TASK DETAILS: Print the whole listing exactly.
BEGIN THE DATA
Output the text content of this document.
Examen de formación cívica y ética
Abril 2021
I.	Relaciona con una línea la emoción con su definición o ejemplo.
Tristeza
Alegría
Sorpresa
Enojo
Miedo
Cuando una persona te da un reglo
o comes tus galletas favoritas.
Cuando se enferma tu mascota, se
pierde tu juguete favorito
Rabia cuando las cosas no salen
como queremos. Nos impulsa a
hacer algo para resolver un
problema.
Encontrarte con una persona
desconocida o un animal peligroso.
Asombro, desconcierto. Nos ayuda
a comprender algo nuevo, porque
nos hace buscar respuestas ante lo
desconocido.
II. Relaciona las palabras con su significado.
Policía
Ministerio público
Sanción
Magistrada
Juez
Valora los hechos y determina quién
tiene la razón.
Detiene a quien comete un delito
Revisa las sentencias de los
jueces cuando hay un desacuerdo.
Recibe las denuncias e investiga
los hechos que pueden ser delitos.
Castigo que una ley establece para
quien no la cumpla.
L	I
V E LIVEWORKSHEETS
END THE DATA
EXERCISE OUTPUT:
Output the text content of this document.
Examen de formación cívica y ética
Abril 2021
I.	Relaciona con una línea la emoción con su definición o ejemplo.
Tristeza
Alegría
Sorpresa
Enojo
Miedo
Cuando una persona te da un reglo
o comes tus galletas favoritas.
Cuando se enferma tu mascota, se
pierde tu juguete favorito
Rabia cuando las cosas no salen
como queremos. Nos impulsa a
hacer algo para resolver un
problema.
Encontrarte con una persona
desconocida o un animal peligroso.
Asombro, desconcierto. Nos ayuda
a comprender algo nuevo, porque
nos hace buscar respuestas ante lo
desconocido.
II. Relaciona las palabras con su significado.
Policía
Ministerio público
Sanción
Magistrada
Juez
Valora los hechos y determina quién
tiene la razón.
Detiene a quien comete un delito
Revisa las sentencias de los
jueces cuando hay un desacuerdo.
Recibe las denuncias e investiga
los hechos que pueden ser delitos.
Castigo que una ley establece para
quien no la cumpla.
L	I
V E LIVEWORKSHEETS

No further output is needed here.